### PROBLEM REQUIREMENTS
Every line of the listing must be reproduced as it stands. Leave the images behind.

### SUPPLIED MATERIAL
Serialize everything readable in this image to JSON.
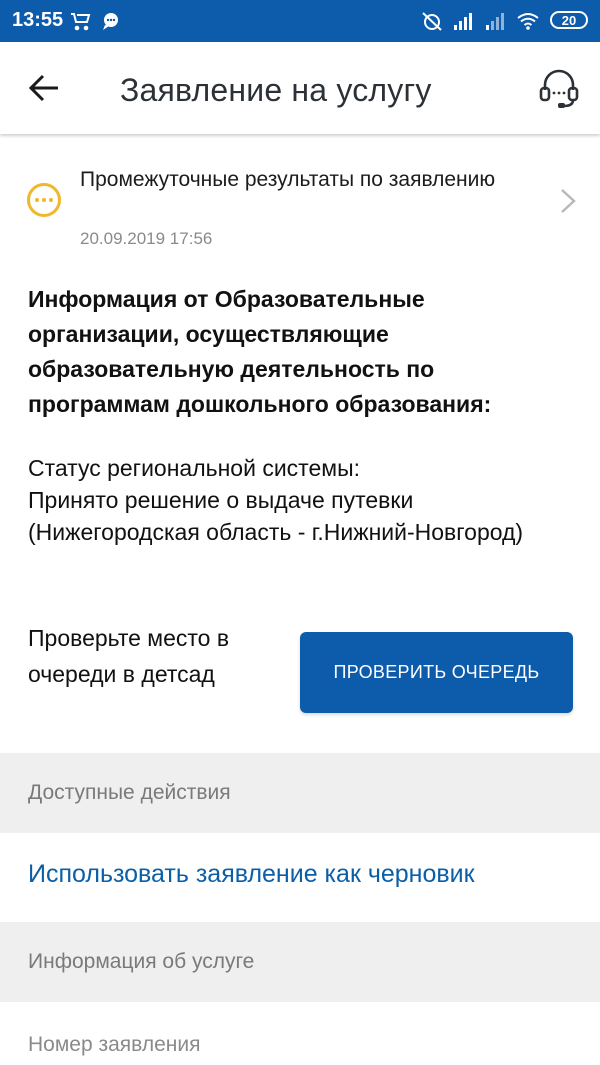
{
  "status_bar": {
    "time": "13:55",
    "battery": "20",
    "icons": [
      "stroller-icon",
      "chat-icon",
      "alarm-off-icon",
      "signal-icon",
      "signal-weak-icon",
      "wifi-icon",
      "battery-icon"
    ]
  },
  "app_bar": {
    "title": "Заявление на услугу",
    "back_icon": "arrow-left-icon",
    "support_icon": "headset-icon"
  },
  "result": {
    "title": "Промежуточные результаты по заявлению",
    "date": "20.09.2019 17:56",
    "icon": "more-dots-icon",
    "icon_color": "#f0b72a"
  },
  "info": {
    "heading": "Информация от Образовательные организации, осуществляющие образовательную деятельность по программам дошкольного образования:",
    "status": "Статус региональной системы:\nПринято решение о выдаче путевки (Нижегородская область - г.Нижний-Новгород)"
  },
  "queue": {
    "text": "Проверьте место в очереди в детсад",
    "button_label": "ПРОВЕРИТЬ ОЧЕРЕДЬ"
  },
  "sections": {
    "available_actions": "Доступные действия",
    "use_as_draft": "Использовать заявление как черновик",
    "service_info": "Информация об услуге",
    "application_number": "Номер заявления"
  },
  "colors": {
    "primary": "#0d5bab",
    "link": "#0b5fa8",
    "section_bg": "#efefef",
    "accent": "#f0b72a"
  }
}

### RESPONSE TO THIS TASK
Serialize everything readable in this image to JSON.
{
  "status_bar": {
    "time": "13:55",
    "battery": "20",
    "icons": [
      "stroller-icon",
      "chat-icon",
      "alarm-off-icon",
      "signal-icon",
      "signal-weak-icon",
      "wifi-icon",
      "battery-icon"
    ]
  },
  "app_bar": {
    "title": "Заявление на услугу",
    "back_icon": "arrow-left-icon",
    "support_icon": "headset-icon"
  },
  "result": {
    "title": "Промежуточные результаты по заявлению",
    "date": "20.09.2019 17:56",
    "icon": "more-dots-icon",
    "icon_color": "#f0b72a"
  },
  "info": {
    "heading": "Информация от Образовательные организации, осуществляющие образовательную деятельность по программам дошкольного образования:",
    "status": "Статус региональной системы:\nПринято решение о выдаче путевки (Нижегородская область - г.Нижний-Новгород)"
  },
  "queue": {
    "text": "Проверьте место в очереди в детсад",
    "button_label": "ПРОВЕРИТЬ ОЧЕРЕДЬ"
  },
  "sections": {
    "available_actions": "Доступные действия",
    "use_as_draft": "Использовать заявление как черновик",
    "service_info": "Информация об услуге",
    "application_number": "Номер заявления"
  },
  "colors": {
    "primary": "#0d5bab",
    "link": "#0b5fa8",
    "section_bg": "#efefef",
    "accent": "#f0b72a"
  }
}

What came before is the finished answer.